Data tied to figure images:
____

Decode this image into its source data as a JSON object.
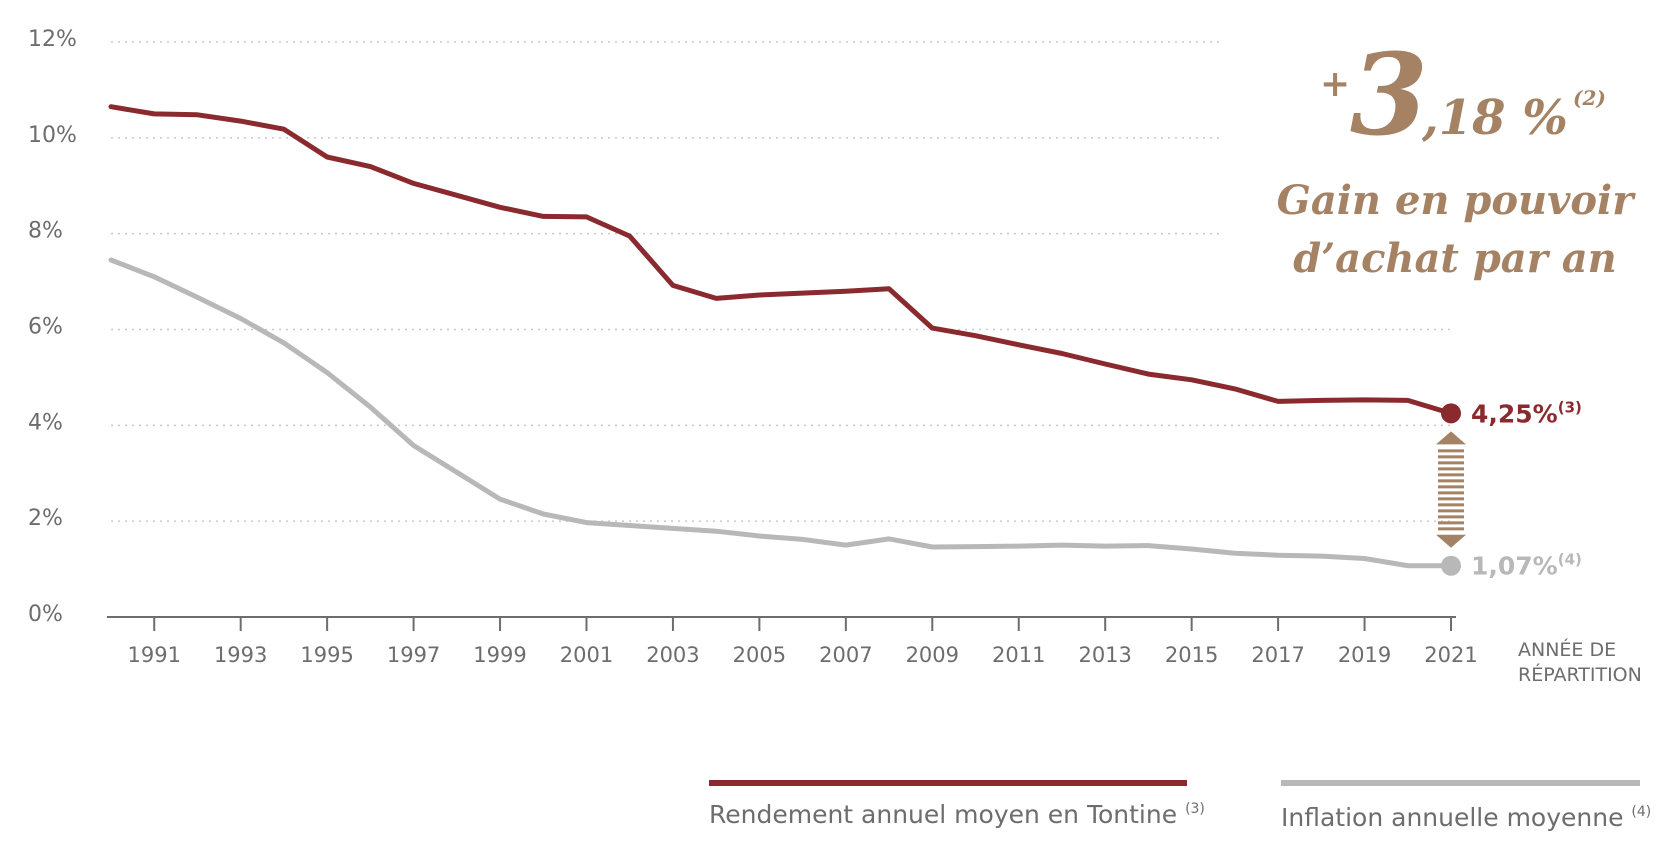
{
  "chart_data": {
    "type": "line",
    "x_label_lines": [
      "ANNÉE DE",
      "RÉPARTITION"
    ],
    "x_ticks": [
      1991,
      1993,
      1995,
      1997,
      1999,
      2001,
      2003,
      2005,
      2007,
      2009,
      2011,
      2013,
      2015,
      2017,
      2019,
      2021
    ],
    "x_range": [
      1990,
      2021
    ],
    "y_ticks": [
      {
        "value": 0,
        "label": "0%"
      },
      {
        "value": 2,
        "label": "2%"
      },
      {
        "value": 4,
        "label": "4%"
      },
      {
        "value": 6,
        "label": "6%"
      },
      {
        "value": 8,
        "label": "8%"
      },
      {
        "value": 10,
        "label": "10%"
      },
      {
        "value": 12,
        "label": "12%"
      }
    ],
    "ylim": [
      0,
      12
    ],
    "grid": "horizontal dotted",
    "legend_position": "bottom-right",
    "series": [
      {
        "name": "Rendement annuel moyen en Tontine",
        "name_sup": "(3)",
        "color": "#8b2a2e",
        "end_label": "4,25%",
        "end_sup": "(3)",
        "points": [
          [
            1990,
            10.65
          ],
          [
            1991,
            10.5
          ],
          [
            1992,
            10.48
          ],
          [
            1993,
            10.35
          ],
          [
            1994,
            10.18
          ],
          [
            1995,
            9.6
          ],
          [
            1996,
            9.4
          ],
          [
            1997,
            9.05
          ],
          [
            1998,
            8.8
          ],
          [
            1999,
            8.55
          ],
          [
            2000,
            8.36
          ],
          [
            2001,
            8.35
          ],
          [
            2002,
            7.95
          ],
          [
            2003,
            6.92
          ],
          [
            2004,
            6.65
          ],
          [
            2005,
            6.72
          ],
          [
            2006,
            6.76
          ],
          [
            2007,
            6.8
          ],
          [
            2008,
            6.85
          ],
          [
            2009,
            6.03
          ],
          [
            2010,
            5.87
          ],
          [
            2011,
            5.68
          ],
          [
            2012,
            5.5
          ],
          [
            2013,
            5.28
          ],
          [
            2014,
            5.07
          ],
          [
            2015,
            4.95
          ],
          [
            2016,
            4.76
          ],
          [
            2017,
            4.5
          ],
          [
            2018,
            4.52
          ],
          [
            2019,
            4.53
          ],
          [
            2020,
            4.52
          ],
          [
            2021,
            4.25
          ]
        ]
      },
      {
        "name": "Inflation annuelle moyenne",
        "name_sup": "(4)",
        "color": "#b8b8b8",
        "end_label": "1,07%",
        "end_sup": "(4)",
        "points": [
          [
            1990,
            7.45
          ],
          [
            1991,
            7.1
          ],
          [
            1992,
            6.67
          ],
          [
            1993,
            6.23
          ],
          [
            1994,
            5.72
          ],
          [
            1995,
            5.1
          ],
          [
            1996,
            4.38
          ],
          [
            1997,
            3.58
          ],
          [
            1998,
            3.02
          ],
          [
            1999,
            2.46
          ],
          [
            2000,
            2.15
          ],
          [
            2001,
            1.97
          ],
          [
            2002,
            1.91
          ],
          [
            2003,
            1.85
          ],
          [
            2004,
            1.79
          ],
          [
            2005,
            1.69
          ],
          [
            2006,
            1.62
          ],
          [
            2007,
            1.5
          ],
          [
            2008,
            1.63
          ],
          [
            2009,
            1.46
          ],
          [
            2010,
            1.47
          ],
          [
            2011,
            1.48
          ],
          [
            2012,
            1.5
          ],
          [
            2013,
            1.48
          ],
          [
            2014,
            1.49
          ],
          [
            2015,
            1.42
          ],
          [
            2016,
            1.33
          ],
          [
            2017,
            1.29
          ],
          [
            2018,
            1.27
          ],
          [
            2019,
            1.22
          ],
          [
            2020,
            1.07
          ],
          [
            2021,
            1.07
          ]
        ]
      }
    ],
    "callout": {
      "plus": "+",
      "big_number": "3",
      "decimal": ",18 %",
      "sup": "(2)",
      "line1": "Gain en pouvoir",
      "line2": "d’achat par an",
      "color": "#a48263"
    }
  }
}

____

§ EXERCISE DETAILS:
Pictures in the records above should not be copied. Repeat everything else exactly.

§ CORRECT ANSWER:
Decode this image into its source data as a JSON object.
{
  "chart_data": {
    "type": "line",
    "x_label_lines": [
      "ANNÉE DE",
      "RÉPARTITION"
    ],
    "x_ticks": [
      1991,
      1993,
      1995,
      1997,
      1999,
      2001,
      2003,
      2005,
      2007,
      2009,
      2011,
      2013,
      2015,
      2017,
      2019,
      2021
    ],
    "x_range": [
      1990,
      2021
    ],
    "y_ticks": [
      {
        "value": 0,
        "label": "0%"
      },
      {
        "value": 2,
        "label": "2%"
      },
      {
        "value": 4,
        "label": "4%"
      },
      {
        "value": 6,
        "label": "6%"
      },
      {
        "value": 8,
        "label": "8%"
      },
      {
        "value": 10,
        "label": "10%"
      },
      {
        "value": 12,
        "label": "12%"
      }
    ],
    "ylim": [
      0,
      12
    ],
    "grid": "horizontal dotted",
    "legend_position": "bottom-right",
    "series": [
      {
        "name": "Rendement annuel moyen en Tontine",
        "name_sup": "(3)",
        "color": "#8b2a2e",
        "end_label": "4,25%",
        "end_sup": "(3)",
        "points": [
          [
            1990,
            10.65
          ],
          [
            1991,
            10.5
          ],
          [
            1992,
            10.48
          ],
          [
            1993,
            10.35
          ],
          [
            1994,
            10.18
          ],
          [
            1995,
            9.6
          ],
          [
            1996,
            9.4
          ],
          [
            1997,
            9.05
          ],
          [
            1998,
            8.8
          ],
          [
            1999,
            8.55
          ],
          [
            2000,
            8.36
          ],
          [
            2001,
            8.35
          ],
          [
            2002,
            7.95
          ],
          [
            2003,
            6.92
          ],
          [
            2004,
            6.65
          ],
          [
            2005,
            6.72
          ],
          [
            2006,
            6.76
          ],
          [
            2007,
            6.8
          ],
          [
            2008,
            6.85
          ],
          [
            2009,
            6.03
          ],
          [
            2010,
            5.87
          ],
          [
            2011,
            5.68
          ],
          [
            2012,
            5.5
          ],
          [
            2013,
            5.28
          ],
          [
            2014,
            5.07
          ],
          [
            2015,
            4.95
          ],
          [
            2016,
            4.76
          ],
          [
            2017,
            4.5
          ],
          [
            2018,
            4.52
          ],
          [
            2019,
            4.53
          ],
          [
            2020,
            4.52
          ],
          [
            2021,
            4.25
          ]
        ]
      },
      {
        "name": "Inflation annuelle moyenne",
        "name_sup": "(4)",
        "color": "#b8b8b8",
        "end_label": "1,07%",
        "end_sup": "(4)",
        "points": [
          [
            1990,
            7.45
          ],
          [
            1991,
            7.1
          ],
          [
            1992,
            6.67
          ],
          [
            1993,
            6.23
          ],
          [
            1994,
            5.72
          ],
          [
            1995,
            5.1
          ],
          [
            1996,
            4.38
          ],
          [
            1997,
            3.58
          ],
          [
            1998,
            3.02
          ],
          [
            1999,
            2.46
          ],
          [
            2000,
            2.15
          ],
          [
            2001,
            1.97
          ],
          [
            2002,
            1.91
          ],
          [
            2003,
            1.85
          ],
          [
            2004,
            1.79
          ],
          [
            2005,
            1.69
          ],
          [
            2006,
            1.62
          ],
          [
            2007,
            1.5
          ],
          [
            2008,
            1.63
          ],
          [
            2009,
            1.46
          ],
          [
            2010,
            1.47
          ],
          [
            2011,
            1.48
          ],
          [
            2012,
            1.5
          ],
          [
            2013,
            1.48
          ],
          [
            2014,
            1.49
          ],
          [
            2015,
            1.42
          ],
          [
            2016,
            1.33
          ],
          [
            2017,
            1.29
          ],
          [
            2018,
            1.27
          ],
          [
            2019,
            1.22
          ],
          [
            2020,
            1.07
          ],
          [
            2021,
            1.07
          ]
        ]
      }
    ],
    "callout": {
      "plus": "+",
      "big_number": "3",
      "decimal": ",18 %",
      "sup": "(2)",
      "line1": "Gain en pouvoir",
      "line2": "d’achat par an",
      "color": "#a48263"
    }
  }
}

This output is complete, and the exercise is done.